■ What the task asks ■
Can the data below be echoed back word for word?

■ Stored items from a collection ■
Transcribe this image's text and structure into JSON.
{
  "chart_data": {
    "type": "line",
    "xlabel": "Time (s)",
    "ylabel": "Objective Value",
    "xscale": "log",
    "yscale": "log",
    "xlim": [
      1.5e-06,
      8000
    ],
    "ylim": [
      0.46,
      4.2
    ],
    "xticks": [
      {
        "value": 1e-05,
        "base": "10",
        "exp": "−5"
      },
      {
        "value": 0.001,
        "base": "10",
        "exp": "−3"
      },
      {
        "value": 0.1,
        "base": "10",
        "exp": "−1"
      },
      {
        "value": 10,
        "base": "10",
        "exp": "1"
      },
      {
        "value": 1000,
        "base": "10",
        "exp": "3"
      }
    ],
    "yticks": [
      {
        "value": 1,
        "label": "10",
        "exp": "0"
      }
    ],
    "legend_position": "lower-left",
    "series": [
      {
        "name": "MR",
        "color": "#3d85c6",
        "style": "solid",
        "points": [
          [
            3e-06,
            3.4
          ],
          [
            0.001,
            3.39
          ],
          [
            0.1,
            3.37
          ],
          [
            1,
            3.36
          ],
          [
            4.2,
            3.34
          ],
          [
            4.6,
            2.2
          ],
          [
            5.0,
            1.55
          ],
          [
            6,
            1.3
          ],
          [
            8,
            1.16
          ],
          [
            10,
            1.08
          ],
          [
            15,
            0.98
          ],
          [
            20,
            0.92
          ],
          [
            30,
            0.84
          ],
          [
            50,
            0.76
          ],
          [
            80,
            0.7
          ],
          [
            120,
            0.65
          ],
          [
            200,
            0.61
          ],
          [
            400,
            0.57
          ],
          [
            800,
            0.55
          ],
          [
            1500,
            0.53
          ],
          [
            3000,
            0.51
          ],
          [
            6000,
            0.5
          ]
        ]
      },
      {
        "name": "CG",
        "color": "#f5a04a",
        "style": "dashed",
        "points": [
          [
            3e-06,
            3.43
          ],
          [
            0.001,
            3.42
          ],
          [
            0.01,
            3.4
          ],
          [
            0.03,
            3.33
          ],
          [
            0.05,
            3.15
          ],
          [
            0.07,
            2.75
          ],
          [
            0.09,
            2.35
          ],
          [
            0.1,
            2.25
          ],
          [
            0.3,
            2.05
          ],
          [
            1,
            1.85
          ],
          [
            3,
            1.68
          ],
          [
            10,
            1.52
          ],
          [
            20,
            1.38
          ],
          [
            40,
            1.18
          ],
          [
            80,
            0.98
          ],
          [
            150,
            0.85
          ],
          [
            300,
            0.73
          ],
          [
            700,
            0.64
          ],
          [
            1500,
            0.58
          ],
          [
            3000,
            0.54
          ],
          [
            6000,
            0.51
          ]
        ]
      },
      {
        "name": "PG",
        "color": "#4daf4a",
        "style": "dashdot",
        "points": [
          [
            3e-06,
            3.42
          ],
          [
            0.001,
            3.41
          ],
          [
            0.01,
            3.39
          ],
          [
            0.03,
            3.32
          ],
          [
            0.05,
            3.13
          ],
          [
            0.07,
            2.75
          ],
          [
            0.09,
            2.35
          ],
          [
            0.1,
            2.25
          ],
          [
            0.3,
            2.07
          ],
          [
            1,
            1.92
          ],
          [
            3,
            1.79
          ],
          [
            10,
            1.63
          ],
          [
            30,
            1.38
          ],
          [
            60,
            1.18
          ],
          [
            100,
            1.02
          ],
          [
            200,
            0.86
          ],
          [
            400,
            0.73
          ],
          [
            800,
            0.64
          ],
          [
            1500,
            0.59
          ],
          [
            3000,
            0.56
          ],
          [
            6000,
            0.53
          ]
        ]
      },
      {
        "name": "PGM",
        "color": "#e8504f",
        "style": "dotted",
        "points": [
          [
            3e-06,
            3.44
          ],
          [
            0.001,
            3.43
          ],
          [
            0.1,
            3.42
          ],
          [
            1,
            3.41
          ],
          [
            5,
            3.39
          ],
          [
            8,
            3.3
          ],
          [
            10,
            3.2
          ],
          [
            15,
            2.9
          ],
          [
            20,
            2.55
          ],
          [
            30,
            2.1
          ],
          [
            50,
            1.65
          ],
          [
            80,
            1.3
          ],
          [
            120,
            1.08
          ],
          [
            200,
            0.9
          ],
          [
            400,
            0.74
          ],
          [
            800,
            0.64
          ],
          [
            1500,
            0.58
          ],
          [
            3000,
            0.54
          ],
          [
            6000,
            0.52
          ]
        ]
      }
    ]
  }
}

■ Problem solution ■
Transcribe this image's text and structure into JSON.
{
  "chart_data": {
    "type": "line",
    "xlabel": "Time (s)",
    "ylabel": "Objective Value",
    "xscale": "log",
    "yscale": "log",
    "xlim": [
      1.5e-06,
      8000
    ],
    "ylim": [
      0.46,
      4.2
    ],
    "xticks": [
      {
        "value": 1e-05,
        "base": "10",
        "exp": "−5"
      },
      {
        "value": 0.001,
        "base": "10",
        "exp": "−3"
      },
      {
        "value": 0.1,
        "base": "10",
        "exp": "−1"
      },
      {
        "value": 10,
        "base": "10",
        "exp": "1"
      },
      {
        "value": 1000,
        "base": "10",
        "exp": "3"
      }
    ],
    "yticks": [
      {
        "value": 1,
        "label": "10",
        "exp": "0"
      }
    ],
    "legend_position": "lower-left",
    "series": [
      {
        "name": "MR",
        "color": "#3d85c6",
        "style": "solid",
        "points": [
          [
            3e-06,
            3.4
          ],
          [
            0.001,
            3.39
          ],
          [
            0.1,
            3.37
          ],
          [
            1,
            3.36
          ],
          [
            4.2,
            3.34
          ],
          [
            4.6,
            2.2
          ],
          [
            5.0,
            1.55
          ],
          [
            6,
            1.3
          ],
          [
            8,
            1.16
          ],
          [
            10,
            1.08
          ],
          [
            15,
            0.98
          ],
          [
            20,
            0.92
          ],
          [
            30,
            0.84
          ],
          [
            50,
            0.76
          ],
          [
            80,
            0.7
          ],
          [
            120,
            0.65
          ],
          [
            200,
            0.61
          ],
          [
            400,
            0.57
          ],
          [
            800,
            0.55
          ],
          [
            1500,
            0.53
          ],
          [
            3000,
            0.51
          ],
          [
            6000,
            0.5
          ]
        ]
      },
      {
        "name": "CG",
        "color": "#f5a04a",
        "style": "dashed",
        "points": [
          [
            3e-06,
            3.43
          ],
          [
            0.001,
            3.42
          ],
          [
            0.01,
            3.4
          ],
          [
            0.03,
            3.33
          ],
          [
            0.05,
            3.15
          ],
          [
            0.07,
            2.75
          ],
          [
            0.09,
            2.35
          ],
          [
            0.1,
            2.25
          ],
          [
            0.3,
            2.05
          ],
          [
            1,
            1.85
          ],
          [
            3,
            1.68
          ],
          [
            10,
            1.52
          ],
          [
            20,
            1.38
          ],
          [
            40,
            1.18
          ],
          [
            80,
            0.98
          ],
          [
            150,
            0.85
          ],
          [
            300,
            0.73
          ],
          [
            700,
            0.64
          ],
          [
            1500,
            0.58
          ],
          [
            3000,
            0.54
          ],
          [
            6000,
            0.51
          ]
        ]
      },
      {
        "name": "PG",
        "color": "#4daf4a",
        "style": "dashdot",
        "points": [
          [
            3e-06,
            3.42
          ],
          [
            0.001,
            3.41
          ],
          [
            0.01,
            3.39
          ],
          [
            0.03,
            3.32
          ],
          [
            0.05,
            3.13
          ],
          [
            0.07,
            2.75
          ],
          [
            0.09,
            2.35
          ],
          [
            0.1,
            2.25
          ],
          [
            0.3,
            2.07
          ],
          [
            1,
            1.92
          ],
          [
            3,
            1.79
          ],
          [
            10,
            1.63
          ],
          [
            30,
            1.38
          ],
          [
            60,
            1.18
          ],
          [
            100,
            1.02
          ],
          [
            200,
            0.86
          ],
          [
            400,
            0.73
          ],
          [
            800,
            0.64
          ],
          [
            1500,
            0.59
          ],
          [
            3000,
            0.56
          ],
          [
            6000,
            0.53
          ]
        ]
      },
      {
        "name": "PGM",
        "color": "#e8504f",
        "style": "dotted",
        "points": [
          [
            3e-06,
            3.44
          ],
          [
            0.001,
            3.43
          ],
          [
            0.1,
            3.42
          ],
          [
            1,
            3.41
          ],
          [
            5,
            3.39
          ],
          [
            8,
            3.3
          ],
          [
            10,
            3.2
          ],
          [
            15,
            2.9
          ],
          [
            20,
            2.55
          ],
          [
            30,
            2.1
          ],
          [
            50,
            1.65
          ],
          [
            80,
            1.3
          ],
          [
            120,
            1.08
          ],
          [
            200,
            0.9
          ],
          [
            400,
            0.74
          ],
          [
            800,
            0.64
          ],
          [
            1500,
            0.58
          ],
          [
            3000,
            0.54
          ],
          [
            6000,
            0.52
          ]
        ]
      }
    ]
  }
}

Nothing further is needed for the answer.